Start of Provided data
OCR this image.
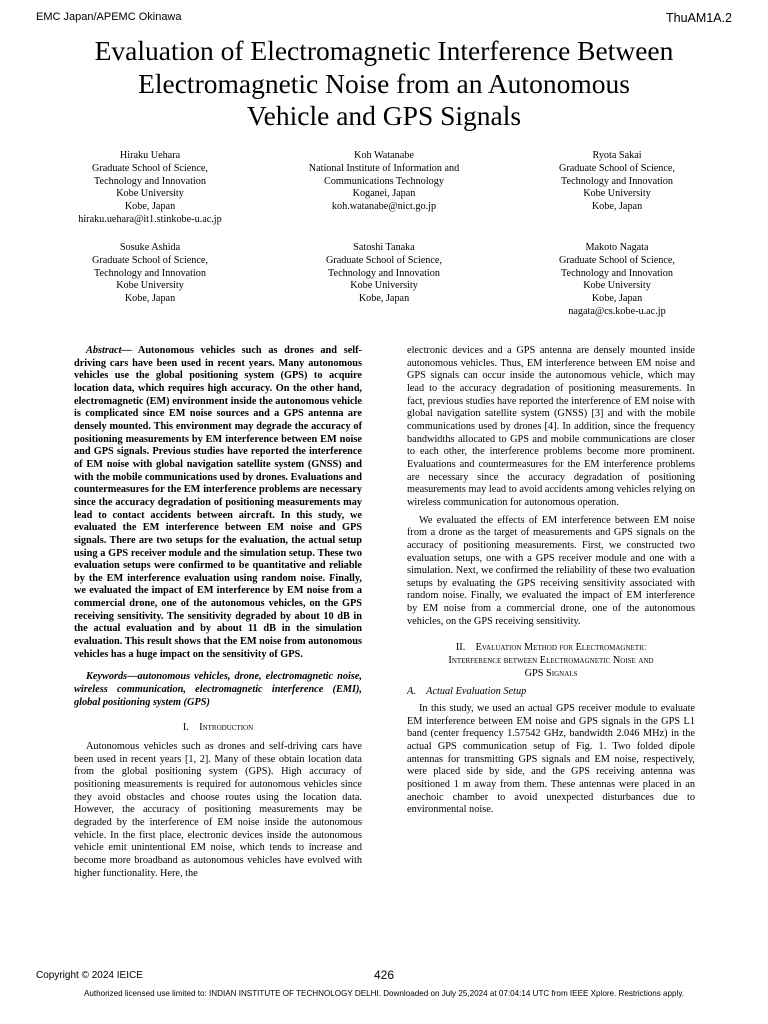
EMC Japan/APEMC Okinawa	ThuAM1A.2
Evaluation of Electromagnetic Interference Between
Electromagnetic Noise from an Autonomous
Vehicle and GPS Signals
Hiraku Uehara
Graduate School of Science,
Technology and Innovation
Kobe University
Kobe, Japan
hiraku.uehara@it1.stinkobe-u.ac.jp
Koh Watanabe
National Institute of Information and
Communications Technology
Koganei, Japan
koh.watanabe@nict.go.jp
Ryota Sakai
Graduate School of Science,
Technology and Innovation
Kobe University
Kobe, Japan
Sosuke Ashida
Graduate School of Science,
Technology and Innovation
Kobe University
Kobe, Japan
Satoshi Tanaka
Graduate School of Science,
Technology and Innovation
Kobe University
Kobe, Japan
Makoto Nagata
Graduate School of Science,
Technology and Innovation
Kobe University
Kobe, Japan
nagata@cs.kobe-u.ac.jp

Abstract— Autonomous vehicles such as drones and self-driving cars have been used in recent years. Many autonomous vehicles use the global positioning system (GPS) to acquire location data, which requires high accuracy. On the other hand, electromagnetic (EM) environment inside the autonomous vehicle is complicated since EM noise sources and a GPS antenna are densely mounted. This environment may degrade the accuracy of positioning measurements by EM interference between EM noise and GPS signals. Previous studies have reported the interference of EM noise with global navigation satellite system (GNSS) and with the mobile communications used by drones. Evaluations and countermeasures for the EM interference problems are necessary since the accuracy degradation of positioning measurements may lead to contact accidents between aircraft. In this study, we evaluated the EM interference between EM noise and GPS signals. There are two setups for the evaluation, the actual setup using a GPS receiver module and the simulation setup. These two evaluation setups were confirmed to be quantitative and reliable by the EM interference evaluation using random noise. Finally, we evaluated the impact of EM interference by EM noise from a commercial drone, one of the autonomous vehicles, on the GPS receiving sensitivity. The sensitivity degraded by about 10 dB in the actual evaluation and by about 11 dB in the simulation evaluation. This result shows that the EM noise from autonomous vehicles has a huge impact on the sensitivity of GPS.

Keywords—autonomous vehicles, drone, electromagnetic noise, wireless communication, electromagnetic interference (EMI), global positioning system (GPS)

I. Introduction

Autonomous vehicles such as drones and self-driving cars have been used in recent years [1, 2]. Many of these obtain location data from the global positioning system (GPS). High accuracy of positioning measurements is required for autonomous vehicles since they avoid obstacles and choose routes using the location data. However, the accuracy of positioning measurements may be degraded by the interference of EM noise inside the autonomous vehicle. In the first place, electronic devices inside the autonomous vehicle emit unintentional EM noise, which tends to increase and become more broadband as autonomous vehicles have evolved with higher functionality. Here, the

electronic devices and a GPS antenna are densely mounted inside autonomous vehicles. Thus, EM interference between EM noise and GPS signals can occur inside the autonomous vehicle, which may lead to the accuracy degradation of positioning measurements. In fact, previous studies have reported the interference of EM noise with global navigation satellite system (GNSS) [3] and with the mobile communications used by drones [4]. In addition, since the frequency bandwidths allocated to GPS and mobile communications are closer to each other, the interference problems become more prominent. Evaluations and countermeasures for the EM interference problems are necessary since the accuracy degradation of positioning measurements may lead to avoid accidents among vehicles relying on wireless communication for autonomous operation.

We evaluated the effects of EM interference between EM noise from a drone as the target of measurements and GPS signals on the accuracy of positioning measurements. First, we constructed two evaluation setups, one with a GPS receiver module and one with a simulation. Next, we confirmed the reliability of these two evaluation setups by evaluating the GPS receiving sensitivity associated with random noise. Finally, we evaluated the impact of EM interference by EM noise from a commercial drone, one of the autonomous vehicles, on the GPS receiving sensitivity.

II. Evaluation Method for Electromagnetic
Interference between Electromagnetic Noise and
GPS Signals

A. Actual Evaluation Setup

In this study, we used an actual GPS receiver module to evaluate EM interference between EM noise and GPS signals in the GPS L1 band (center frequency 1.57542 GHz, bandwidth 2.046 MHz) in the actual GPS communication setup of Fig. 1. Two folded dipole antennas for transmitting GPS signals and EM noise, respectively, were placed side by side, and the GPS receiving antenna was positioned 1 m away from them. These antennas were placed in an anechoic chamber to avoid unexpected disturbances due to environmental noise.

Copyright © 2024 IEICE	426
Authorized licensed use limited to: INDIAN INSTITUTE OF TECHNOLOGY DELHI. Downloaded on July 25,2024 at 07:04:14 UTC from IEEE Xplore. Restrictions apply.
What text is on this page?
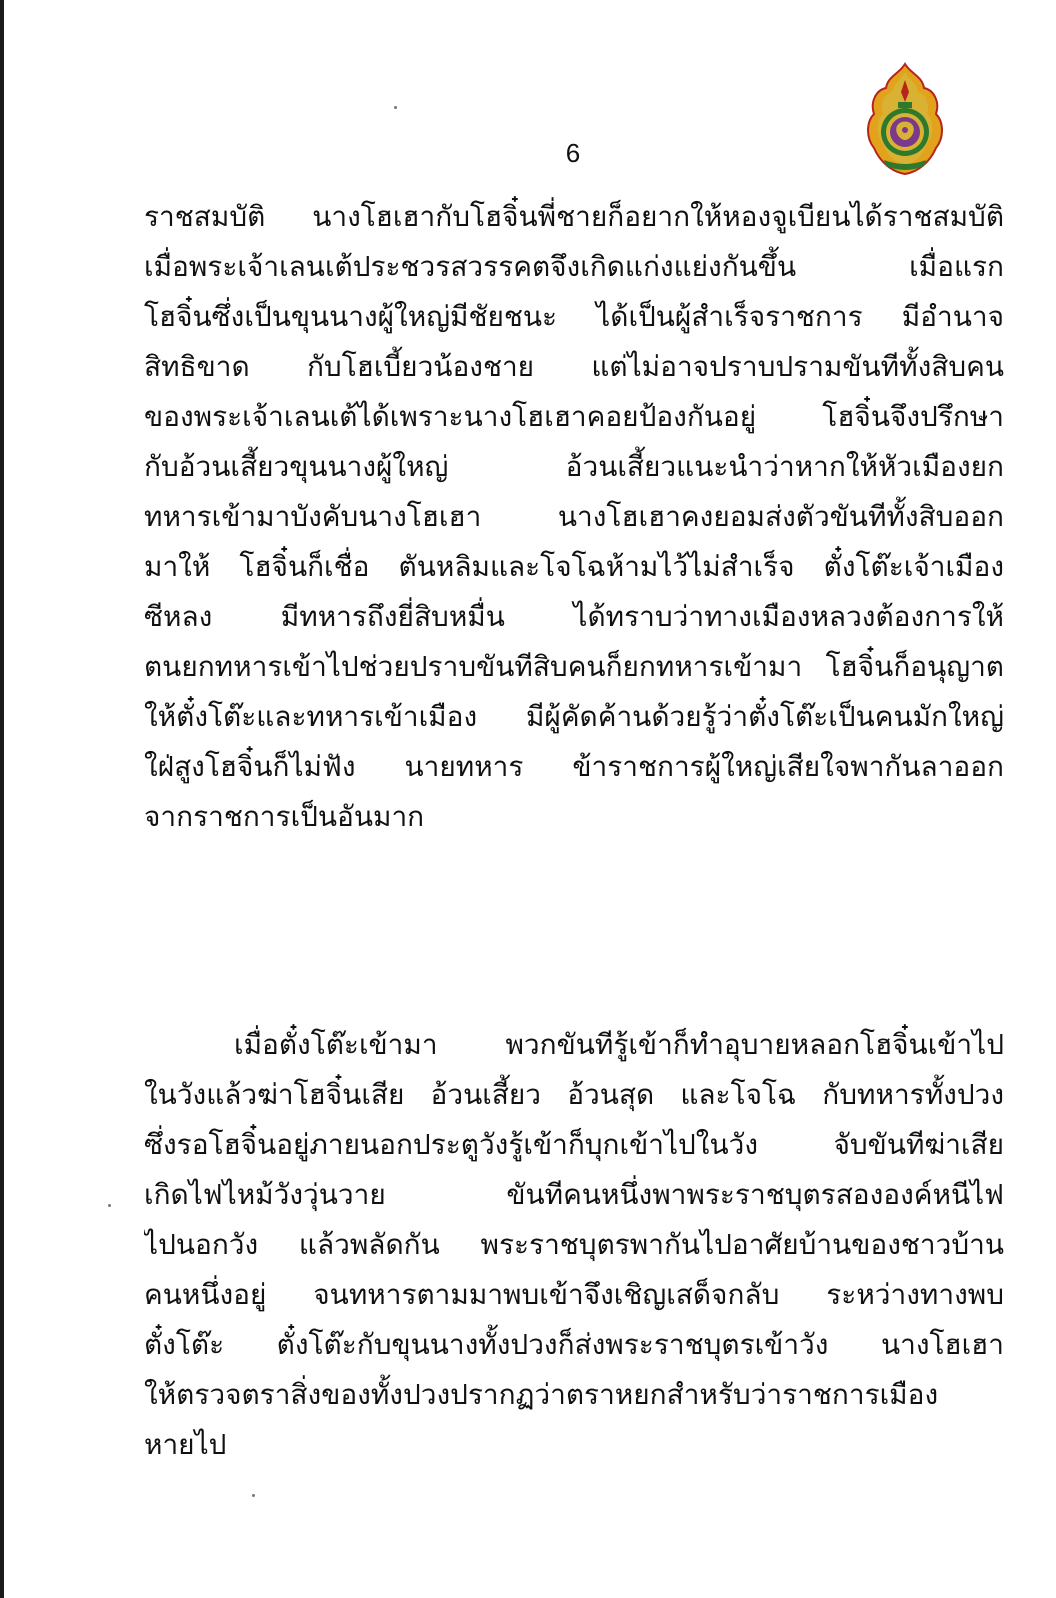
6
ราชสมบัติ นางโฮเฮากับโฮจิ๋นพี่ชายก็อยากให้หองจูเบียนได้ราชสมบัติ
เมื่อพระเจ้าเลนเต้ประชวรสวรรคตจึงเกิดแก่งแย่งกันขึ้น เมื่อแรก
โฮจิ๋นซึ่งเป็นขุนนางผู้ใหญ่มีชัยชนะ ได้เป็นผู้สำเร็จราชการ มีอำนาจ
สิทธิขาด กับโฮเบี้ยวน้องชาย แต่ไม่อาจปราบปรามขันทีทั้งสิบคน
ของพระเจ้าเลนเต้ได้เพราะนางโฮเฮาคอยป้องกันอยู่ โฮจิ๋นจึงปรึกษา
กับอ้วนเสี้ยวขุนนางผู้ใหญ่ อ้วนเสี้ยวแนะนำว่าหากให้หัวเมืองยก
ทหารเข้ามาบังคับนางโฮเฮา นางโฮเฮาคงยอมส่งตัวขันทีทั้งสิบออก
มาให้ โฮจิ๋นก็เชื่อ ตันหลิมและโจโฉห้ามไว้ไม่สำเร็จ ตั๋งโต๊ะเจ้าเมือง
ซีหลง มีทหารถึงยี่สิบหมื่น ได้ทราบว่าทางเมืองหลวงต้องการให้
ตนยกทหารเข้าไปช่วยปราบขันทีสิบคนก็ยกทหารเข้ามา โฮจิ๋นก็อนุญาต
ให้ตั๋งโต๊ะและทหารเข้าเมือง มีผู้คัดค้านด้วยรู้ว่าตั๋งโต๊ะเป็นคนมักใหญ่
ใฝ่สูงโฮจิ๋นก็ไม่ฟัง นายทหาร ข้าราชการผู้ใหญ่เสียใจพากันลาออก
จากราชการเป็นอันมาก
เมื่อตั๋งโต๊ะเข้ามา พวกขันทีรู้เข้าก็ทำอุบายหลอกโฮจิ๋นเข้าไป
ในวังแล้วฆ่าโฮจิ๋นเสีย อ้วนเสี้ยว อ้วนสุด และโจโฉ กับทหารทั้งปวง
ซึ่งรอโฮจิ๋นอยู่ภายนอกประตูวังรู้เข้าก็บุกเข้าไปในวัง จับขันทีฆ่าเสีย
เกิดไฟไหม้วังวุ่นวาย ขันทีคนหนึ่งพาพระราชบุตรสององค์หนีไฟ
ไปนอกวัง แล้วพลัดกัน พระราชบุตรพากันไปอาศัยบ้านของชาวบ้าน
คนหนึ่งอยู่ จนทหารตามมาพบเข้าจึงเชิญเสด็จกลับ ระหว่างทางพบ
ตั๋งโต๊ะ ตั๋งโต๊ะกับขุนนางทั้งปวงก็ส่งพระราชบุตรเข้าวัง นางโฮเฮา
ให้ตรวจตราสิ่งของทั้งปวงปรากฏว่าตราหยกสำหรับว่าราชการเมือง
หายไป
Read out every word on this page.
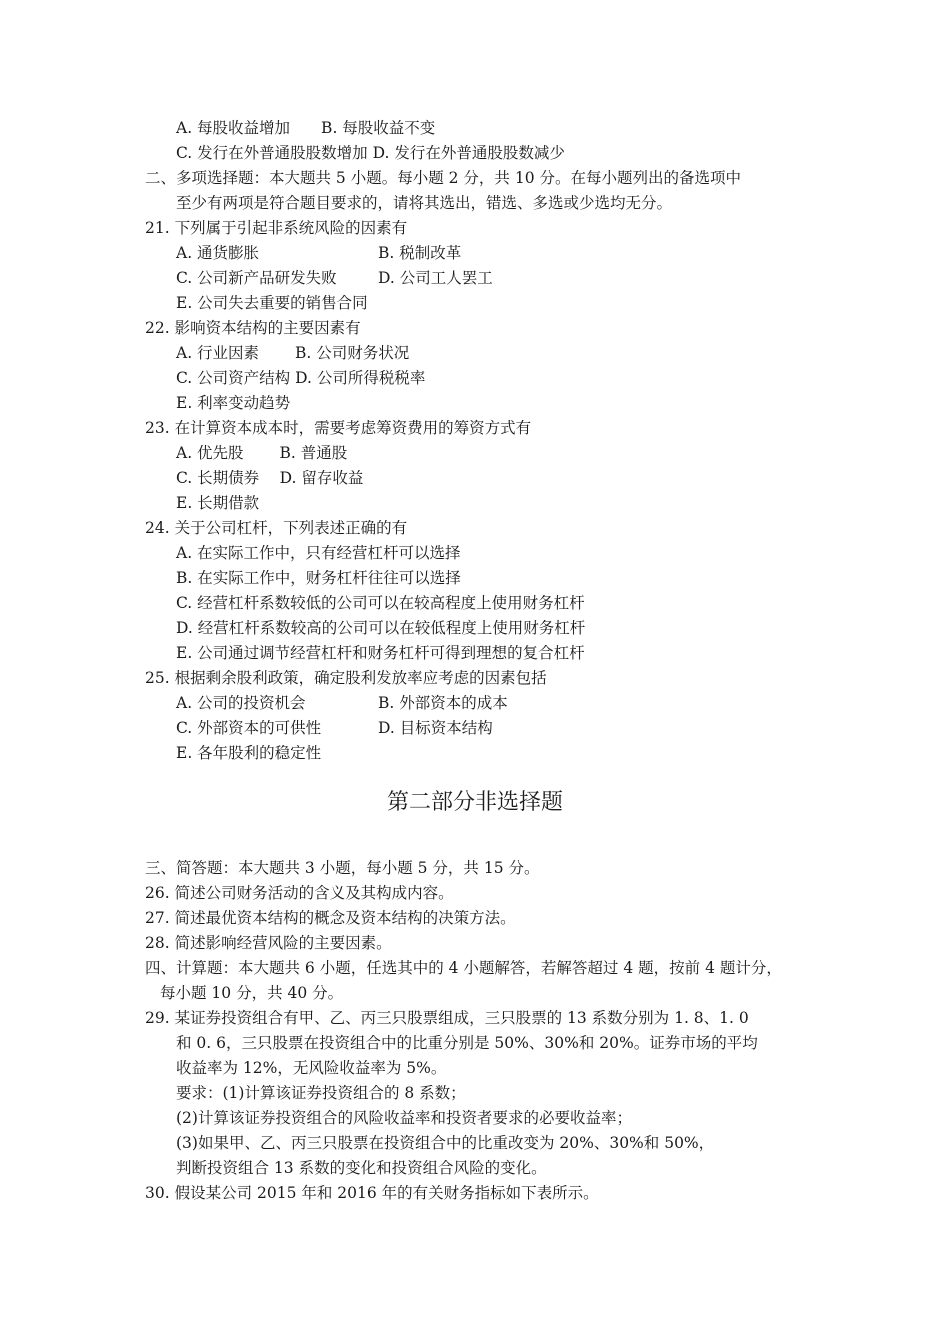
A. 每股收益增加　　B. 每股收益不变
C. 发行在外普通股股数增加 D. 发行在外普通股股数减少
二、多项选择题：本大题共 5 小题。每小题 2 分，共 10 分。在每小题列出的备选项中
至少有两项是符合题目要求的，请将其选出，错选、多选或少选均无分。
21. 下列属于引起非系统风险的因素有
A. 通货膨胀	B. 税制改革
C. 公司新产品研发失败	D. 公司工人罢工
E. 公司失去重要的销售合同
22. 影响资本结构的主要因素有
A. 行业因素　　 B. 公司财务状况
C. 公司资产结构 D. 公司所得税税率
E. 利率变动趋势
23. 在计算资本成本时，需要考虑筹资费用的筹资方式有
A. 优先股　　 B. 普通股
C. 长期债券　 D. 留存收益
E. 长期借款
24. 关于公司杠杆，下列表述正确的有
A. 在实际工作中，只有经营杠杆可以选择
B. 在实际工作中，财务杠杆往往可以选择
C. 经营杠杆系数较低的公司可以在较高程度上使用财务杠杆
D. 经营杠杆系数较高的公司可以在较低程度上使用财务杠杆
E. 公司通过调节经营杠杆和财务杠杆可得到理想的复合杠杆
25. 根据剩余股利政策，确定股利发放率应考虑的因素包括
A. 公司的投资机会	B. 外部资本的成本
C. 外部资本的可供性	D. 目标资本结构
E. 各年股利的稳定性
第二部分非选择题
三、简答题：本大题共 3 小题，每小题 5 分，共 15 分。
26. 简述公司财务活动的含义及其构成内容。
27. 简述最优资本结构的概念及资本结构的决策方法。
28. 简述影响经营风险的主要因素。
四、计算题：本大题共 6 小题，任选其中的 4 小题解答，若解答超过 4 题，按前 4 题计分，
每小题 10 分，共 40 分。
29. 某证券投资组合有甲、乙、丙三只股票组成，三只股票的 13 系数分别为 1. 8、1. 0
和 0. 6，三只股票在投资组合中的比重分别是 50%、30%和 20%。证券市场的平均
收益率为 12%，无风险收益率为 5%。
要求：(1)计算该证券投资组合的 8 系数；
(2)计算该证券投资组合的风险收益率和投资者要求的必要收益率；
(3)如果甲、乙、丙三只股票在投资组合中的比重改变为 20%、30%和 50%，
判断投资组合 13 系数的变化和投资组合风险的变化。
30. 假设某公司 2015 年和 2016 年的有关财务指标如下表所示。
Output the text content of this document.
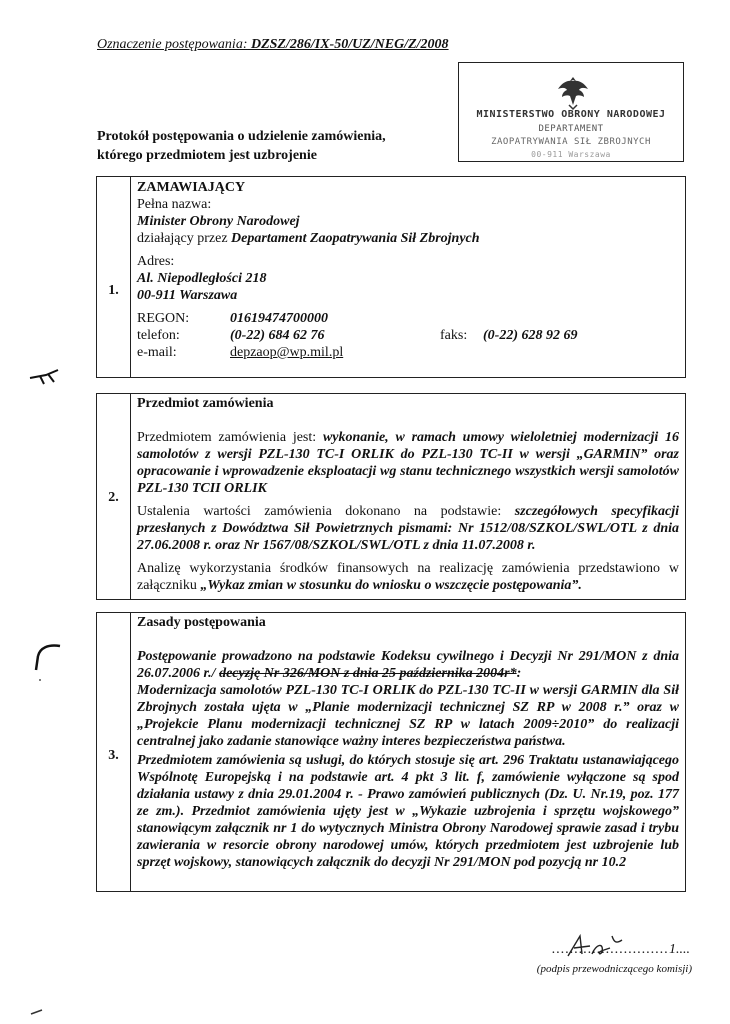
Oznaczenie postępowania: DZSZ/286/IX-50/UZ/NEG/Z/2008
MINISTERSTWO OBRONY NARODOWEJ
DEPARTAMENT
ZAOPATRYWANIA SIŁ ZBROJNYCH
00-911 Warszawa
Protokół postępowania o udzielenie zamówienia,
którego przedmiotem jest uzbrojenie
1.

ZAMAWIAJĄCY

Pełna nazwa:

Minister Obrony Narodowej

działający przez Departament Zaopatrywania Sił Zbrojnych

Adres:

Al. Niepodległości 218

00-911 Warszawa

REGON:	01619474700000
telefon:	(0-22) 684 62 76	faks: (0-22) 628 92 69
e-mail:	depzaop@wp.mil.pl
2.

Przedmiot zamówienia

Przedmiotem zamówienia jest: wykonanie, w ramach umowy wieloletniej modernizacji 16 samolotów z wersji PZL-130 TC-I ORLIK do PZL-130 TC-II w wersji „GARMIN” oraz opracowanie i wprowadzenie eksploatacji wg stanu technicznego wszystkich wersji samolotów PZL-130 TCII ORLIK

Ustalenia wartości zamówienia dokonano na podstawie: szczegółowych specyfikacji przesłanych z Dowództwa Sił Powietrznych pismami: Nr 1512/08/SZKOL/SWL/OTL z dnia 27.06.2008 r. oraz Nr 1567/08/SZKOL/SWL/OTL z dnia 11.07.2008 r.

Analizę wykorzystania środków finansowych na realizację zamówienia przedstawiono w załączniku „Wykaz zmian w stosunku do wniosku o wszczęcie postępowania”.

3.

Zasady postępowania

Postępowanie prowadzono na podstawie Kodeksu cywilnego i Decyzji Nr 291/MON z dnia 26.07.2006 r./ decyzję Nr 326/MON z dnia 25 października 2004r*:

Modernizacja samolotów PZL-130 TC-I ORLIK do PZL-130 TC-II w wersji GARMIN dla Sił Zbrojnych została ujęta w „Planie modernizacji technicznej SZ RP w 2008 r.” oraz w „Projekcie Planu modernizacji technicznej SZ RP w latach 2009÷2010” do realizacji centralnej jako zadanie stanowiące ważny interes bezpieczeństwa państwa.

Przedmiotem zamówienia są usługi, do których stosuje się art. 296 Traktatu ustanawiającego Wspólnotę Europejską i na podstawie art. 4 pkt 3 lit. f, zamówienie wyłączone są spod działania ustawy z dnia 29.01.2004 r. - Prawo zamówień publicznych (Dz. U. Nr.19, poz. 177 ze zm.). Przedmiot zamówienia ujęty jest w „Wykazie uzbrojenia i sprzętu wojskowego” stanowiącym załącznik nr 1 do wytycznych Ministra Obrony Narodowej sprawie zasad i trybu zawierania w resorcie obrony narodowej umów, których przedmiotem jest uzbrojenie lub sprzęt wojskowy, stanowiących załącznik do decyzji Nr 291/MON pod pozycją nr 10.2

..........................1....
(podpis przewodniczącego komisji)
End of Provided data
_Task to complete_. Return every line holding the word "wireless" from the records.

_Response_.
Keywords—autonomous vehicles, drone, electromagnetic noise, wireless communication, electromagnetic interference (EMI), global positioning system (GPS)
electronic devices and a GPS antenna are densely mounted inside autonomous vehicles. Thus, EM interference between EM noise and GPS signals can occur inside the autonomous vehicle, which may lead to the accuracy degradation of positioning measurements. In fact, previous studies have reported the interference of EM noise with global navigation satellite system (GNSS) [3] and with the mobile communications used by drones [4]. In addition, since the frequency bandwidths allocated to GPS and mobile communications are closer to each other, the interference problems become more prominent. Evaluations and countermeasures for the EM interference problems are necessary since the accuracy degradation of positioning measurements may lead to avoid accidents among vehicles relying on wireless communication for autonomous operation.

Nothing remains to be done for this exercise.